=== AIM ===
Write out the entire listing below exactly, with the pictures left out.

** START OF RECORDS FOR THE EXERCISE **

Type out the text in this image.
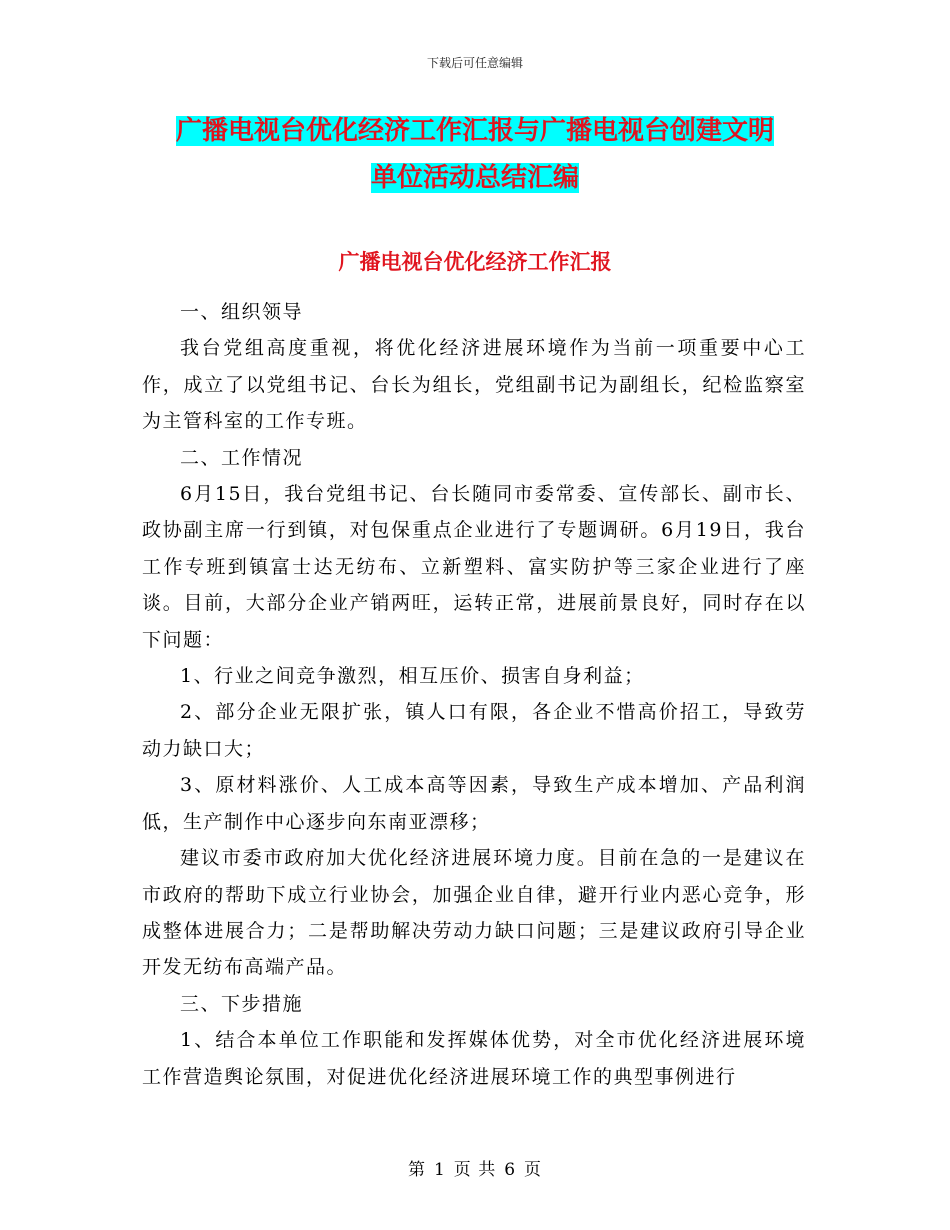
下载后可任意编辑
广播电视台优化经济工作汇报与广播电视台创建文明
单位活动总结汇编
广播电视台优化经济工作汇报

一、组织领导

我台党组高度重视，将优化经济进展环境作为当前一项重要中心工作，成立了以党组书记、台长为组长，党组副书记为副组长，纪检监察室为主管科室的工作专班。

二、工作情况

6月15日，我台党组书记、台长随同市委常委、宣传部长、副市长、政协副主席一行到镇，对包保重点企业进行了专题调研。6月19日，我台工作专班到镇富士达无纺布、立新塑料、富实防护等三家企业进行了座谈。目前，大部分企业产销两旺，运转正常，进展前景良好，同时存在以下问题：

1、行业之间竞争激烈，相互压价、损害自身利益；

2、部分企业无限扩张，镇人口有限，各企业不惜高价招工，导致劳动力缺口大；

3、原材料涨价、人工成本高等因素，导致生产成本增加、产品利润低，生产制作中心逐步向东南亚漂移；

建议市委市政府加大优化经济进展环境力度。目前在急的一是建议在市政府的帮助下成立行业协会，加强企业自律，避开行业内恶心竞争，形成整体进展合力；二是帮助解决劳动力缺口问题；三是建议政府引导企业开发无纺布高端产品。

三、下步措施

1、结合本单位工作职能和发挥媒体优势，对全市优化经济进展环境工作营造舆论氛围，对促进优化经济进展环境工作的典型事例进行

第 1 页 共 6 页
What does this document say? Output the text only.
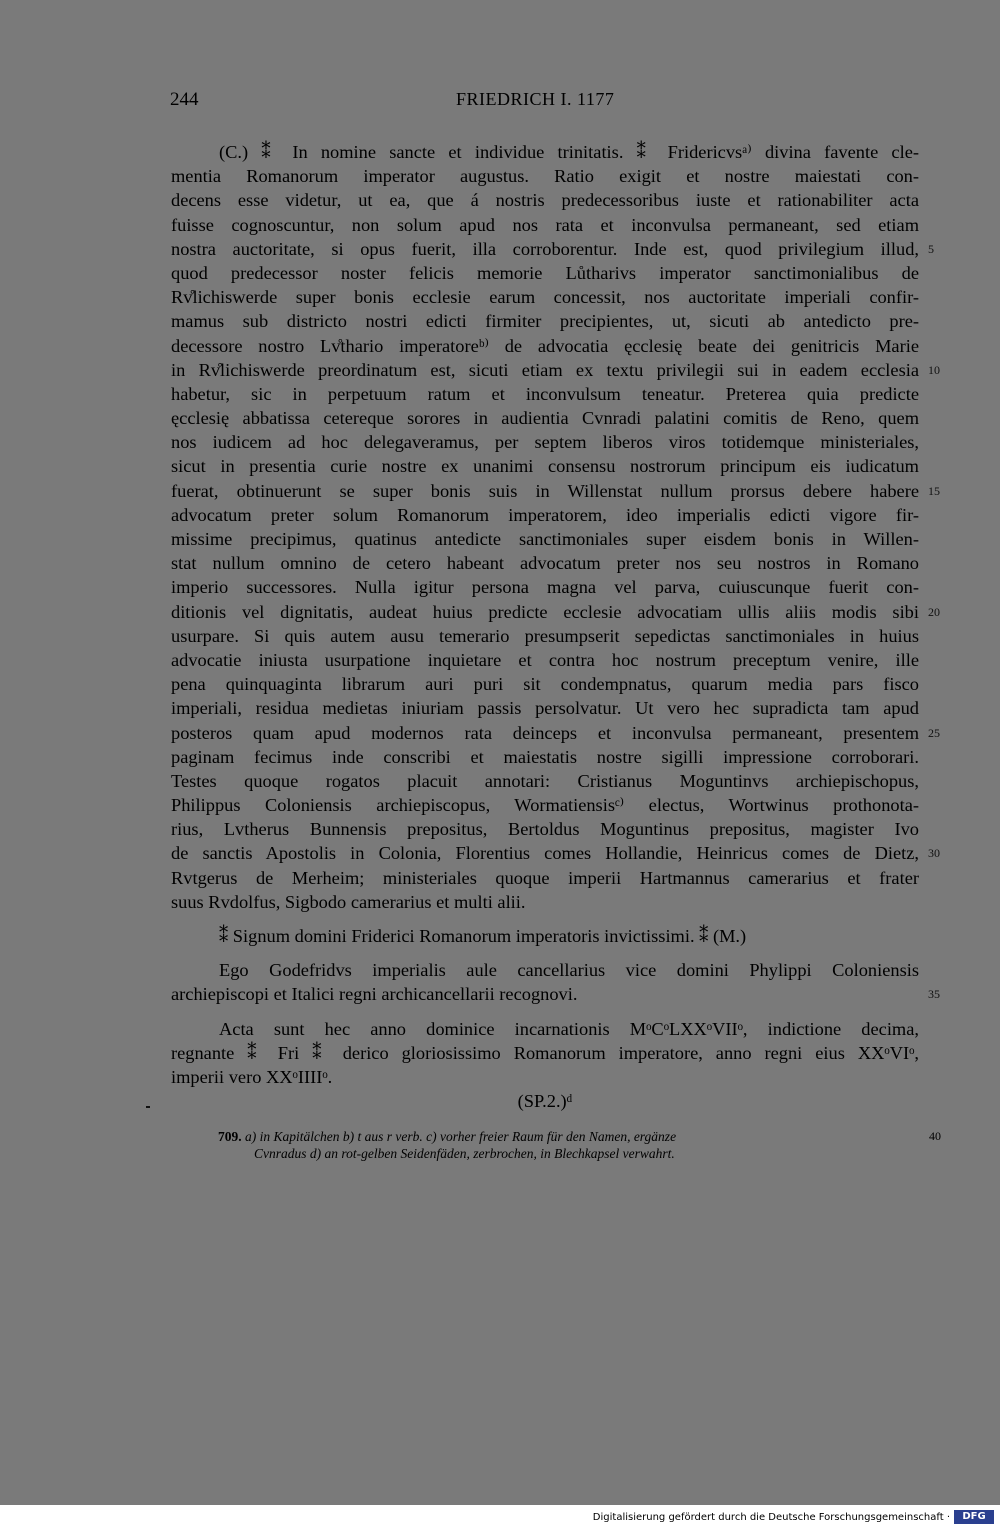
244	FRIEDRICH I. 1177
(C.) ⁑ In nomine sancte et individue trinitatis. ⁑ Fridericvsᵃ⁾ divina favente cle-
mentia Romanorum imperator augustus. Ratio exigit et nostre maiestati con-
decens esse videtur, ut ea, que á nostris predecessoribus iuste et rationabiliter acta
fuisse cognoscuntur, non solum apud nos rata et inconvulsa permaneant, sed etiam
nostra auctoritate, si opus fuerit, illa corroborentur. Inde est, quod privilegium illud, 5
quod predecessor noster felicis memorie Lůtharivs imperator sanctimonialibus de
Rv̊lichiswerde super bonis ecclesie earum concessit, nos auctoritate imperiali confir-
mamus sub districto nostri edicti firmiter precipientes, ut, sicuti ab antedicto pre-
decessore nostro Lv̊thario imperatoreᵇ⁾ de advocatia ęcclesię beate dei genitricis Marie
in Rv̊lichiswerde preordinatum est, sicuti etiam ex textu privilegii sui in eadem ecclesia 10
habetur, sic in perpetuum ratum et inconvulsum teneatur. Preterea quia predicte
ęcclesię abbatissa cetereque sorores in audientia Cvnradi palatini comitis de Reno, quem
nos iudicem ad hoc delegaveramus, per septem liberos viros totidemque ministeriales,
sicut in presentia curie nostre ex unanimi consensu nostrorum principum eis iudicatum
fuerat, obtinuerunt se super bonis suis in Willenstat nullum prorsus debere habere 15
advocatum preter solum Romanorum imperatorem, ideo imperialis edicti vigore fir-
missime precipimus, quatinus antedicte sanctimoniales super eisdem bonis in Willen-
stat nullum omnino de cetero habeant advocatum preter nos seu nostros in Romano
imperio successores. Nulla igitur persona magna vel parva, cuiuscunque fuerit con-
ditionis vel dignitatis, audeat huius predicte ecclesie advocatiam ullis aliis modis sibi 20
usurpare. Si quis autem ausu temerario presumpserit sepedictas sanctimoniales in huius
advocatie iniusta usurpatione inquietare et contra hoc nostrum preceptum venire, ille
pena quinquaginta librarum auri puri sit condempnatus, quarum media pars fisco
imperiali, residua medietas iniuriam passis persolvatur. Ut vero hec supradicta tam apud
posteros quam apud modernos rata deinceps et inconvulsa permaneant, presentem 25
paginam fecimus inde conscribi et maiestatis nostre sigilli impressione corroborari.
Testes quoque rogatos placuit annotari: Cristianus Moguntinvs archiepischopus,
Philippus Coloniensis archiepiscopus, Wormatiensisᶜ⁾ electus, Wortwinus prothonota-
rius, Lvtherus Bunnensis prepositus, Bertoldus Moguntinus prepositus, magister Ivo
de sanctis Apostolis in Colonia, Florentius comes Hollandie, Heinricus comes de Dietz, 30
Rvtgerus de Merheim; ministeriales quoque imperii Hartmannus camerarius et frater
suus Rvdolfus, Sigbodo camerarius et multi alii.
⁑ Signum domini Friderici Romanorum imperatoris invictissimi. ⁑ (M.)
Ego Godefridvs imperialis aule cancellarius vice domini Phylippi Coloniensis
archiepiscopi et Italici regni archicancellarii recognovi.	35
Acta sunt hec anno dominice incarnationis MᵒCᵒLXXᵒVIIᵒ, indictione decima,
regnante ⁑ Fri ⁑ derico gloriosissimo Romanorum imperatore, anno regni eius XXᵒVIᵒ,
imperii vero XXᵒIIIIᵒ.
(SP.2.)ᵈ
709. a) in Kapitälchen b) t aus r verb. c) vorher freier Raum für den Namen, ergänze	40
Cvnradus d) an rot-gelben Seidenfäden, zerbrochen, in Blechkapsel verwahrt.
Digitalisierung gefördert durch die Deutsche Forschungsgemeinschaft ·	DFG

** END OF RECORDS FOR THE EXERCISE **

=== TASK RESPONSE ===
Type out the text in this image.
下载后可任意编辑
广播电视台优化经济工作汇报与广播电视台创建文明
单位活动总结汇编
广播电视台优化经济工作汇报

一、组织领导

我台党组高度重视，将优化经济进展环境作为当前一项重要中心工作，成立了以党组书记、台长为组长，党组副书记为副组长，纪检监察室为主管科室的工作专班。

二、工作情况

6月15日，我台党组书记、台长随同市委常委、宣传部长、副市长、政协副主席一行到镇，对包保重点企业进行了专题调研。6月19日，我台工作专班到镇富士达无纺布、立新塑料、富实防护等三家企业进行了座谈。目前，大部分企业产销两旺，运转正常，进展前景良好，同时存在以下问题：

1、行业之间竞争激烈，相互压价、损害自身利益；

2、部分企业无限扩张，镇人口有限，各企业不惜高价招工，导致劳动力缺口大；

3、原材料涨价、人工成本高等因素，导致生产成本增加、产品利润低，生产制作中心逐步向东南亚漂移；

建议市委市政府加大优化经济进展环境力度。目前在急的一是建议在市政府的帮助下成立行业协会，加强企业自律，避开行业内恶心竞争，形成整体进展合力；二是帮助解决劳动力缺口问题；三是建议政府引导企业开发无纺布高端产品。

三、下步措施

1、结合本单位工作职能和发挥媒体优势，对全市优化经济进展环境工作营造舆论氛围，对促进优化经济进展环境工作的典型事例进行

第 1 页 共 6 页
What does this document say? Output the text only.
244	FRIEDRICH I. 1177
(C.) ⁑ In nomine sancte et individue trinitatis. ⁑ Fridericvsᵃ⁾ divina favente cle-
mentia Romanorum imperator augustus. Ratio exigit et nostre maiestati con-
decens esse videtur, ut ea, que á nostris predecessoribus iuste et rationabiliter acta
fuisse cognoscuntur, non solum apud nos rata et inconvulsa permaneant, sed etiam
nostra auctoritate, si opus fuerit, illa corroborentur. Inde est, quod privilegium illud, 5
quod predecessor noster felicis memorie Lůtharivs imperator sanctimonialibus de
Rv̊lichiswerde super bonis ecclesie earum concessit, nos auctoritate imperiali confir-
mamus sub districto nostri edicti firmiter precipientes, ut, sicuti ab antedicto pre-
decessore nostro Lv̊thario imperatoreᵇ⁾ de advocatia ęcclesię beate dei genitricis Marie
in Rv̊lichiswerde preordinatum est, sicuti etiam ex textu privilegii sui in eadem ecclesia 10
habetur, sic in perpetuum ratum et inconvulsum teneatur. Preterea quia predicte
ęcclesię abbatissa cetereque sorores in audientia Cvnradi palatini comitis de Reno, quem
nos iudicem ad hoc delegaveramus, per septem liberos viros totidemque ministeriales,
sicut in presentia curie nostre ex unanimi consensu nostrorum principum eis iudicatum
fuerat, obtinuerunt se super bonis suis in Willenstat nullum prorsus debere habere 15
advocatum preter solum Romanorum imperatorem, ideo imperialis edicti vigore fir-
missime precipimus, quatinus antedicte sanctimoniales super eisdem bonis in Willen-
stat nullum omnino de cetero habeant advocatum preter nos seu nostros in Romano
imperio successores. Nulla igitur persona magna vel parva, cuiuscunque fuerit con-
ditionis vel dignitatis, audeat huius predicte ecclesie advocatiam ullis aliis modis sibi 20
usurpare. Si quis autem ausu temerario presumpserit sepedictas sanctimoniales in huius
advocatie iniusta usurpatione inquietare et contra hoc nostrum preceptum venire, ille
pena quinquaginta librarum auri puri sit condempnatus, quarum media pars fisco
imperiali, residua medietas iniuriam passis persolvatur. Ut vero hec supradicta tam apud
posteros quam apud modernos rata deinceps et inconvulsa permaneant, presentem 25
paginam fecimus inde conscribi et maiestatis nostre sigilli impressione corroborari.
Testes quoque rogatos placuit annotari: Cristianus Moguntinvs archiepischopus,
Philippus Coloniensis archiepiscopus, Wormatiensisᶜ⁾ electus, Wortwinus prothonota-
rius, Lvtherus Bunnensis prepositus, Bertoldus Moguntinus prepositus, magister Ivo
de sanctis Apostolis in Colonia, Florentius comes Hollandie, Heinricus comes de Dietz, 30
Rvtgerus de Merheim; ministeriales quoque imperii Hartmannus camerarius et frater
suus Rvdolfus, Sigbodo camerarius et multi alii.
⁑ Signum domini Friderici Romanorum imperatoris invictissimi. ⁑ (M.)
Ego Godefridvs imperialis aule cancellarius vice domini Phylippi Coloniensis
archiepiscopi et Italici regni archicancellarii recognovi.	35
Acta sunt hec anno dominice incarnationis MᵒCᵒLXXᵒVIIᵒ, indictione decima,
regnante ⁑ Fri ⁑ derico gloriosissimo Romanorum imperatore, anno regni eius XXᵒVIᵒ,
imperii vero XXᵒIIIIᵒ.
(SP.2.)ᵈ
709. a) in Kapitälchen b) t aus r verb. c) vorher freier Raum für den Namen, ergänze	40
Cvnradus d) an rot-gelben Seidenfäden, zerbrochen, in Blechkapsel verwahrt.
Digitalisierung gefördert durch die Deutsche Forschungsgemeinschaft ·	DFG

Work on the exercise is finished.